--- MATERIAL PROVIDED Enclosed Below ---

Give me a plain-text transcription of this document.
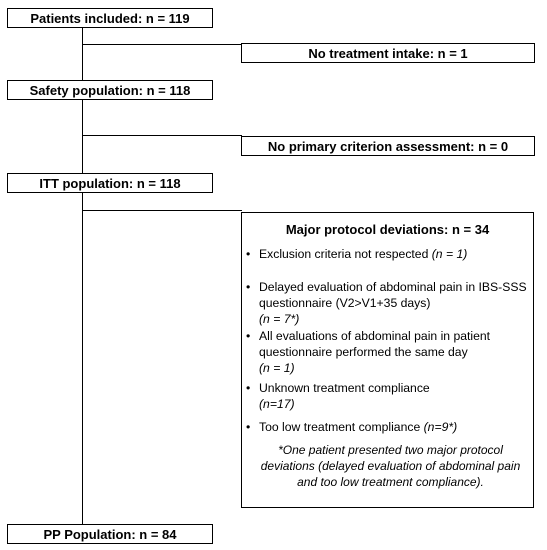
Patients included: n = 119
No treatment intake: n = 1
Safety population: n = 118
No primary criterion assessment: n = 0
ITT population: n = 118
PP Population: n = 84
Major protocol deviations: n = 34
• Exclusion criteria not respected (n = 1)
• Delayed evaluation of abdominal pain in IBS-SSS questionnaire (V2>V1+35 days)
(n = 7*)
• All evaluations of abdominal pain in patient questionnaire performed the same day
(n = 1)
• Unknown treatment compliance
(n=17)
• Too low treatment compliance (n=9*)
*One patient presented two major protocol deviations (delayed evaluation of abdominal pain and too low treatment compliance).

--- End of Enclosed MATERIAL PROVIDED ---

◆ **WORK ORDER**
In your copy of the entries above, leave out the pictures and keep every word exact.

◆ **RESULT BELOW**
Give me a plain-text transcription of this document.
Patients included: n = 119
No treatment intake: n = 1
Safety population: n = 118
No primary criterion assessment: n = 0
ITT population: n = 118
PP Population: n = 84
Major protocol deviations: n = 34
• Exclusion criteria not respected (n = 1)
• Delayed evaluation of abdominal pain in IBS-SSS questionnaire (V2>V1+35 days)
(n = 7*)
• All evaluations of abdominal pain in patient questionnaire performed the same day
(n = 1)
• Unknown treatment compliance
(n=17)
• Too low treatment compliance (n=9*)
*One patient presented two major protocol deviations (delayed evaluation of abdominal pain and too low treatment compliance).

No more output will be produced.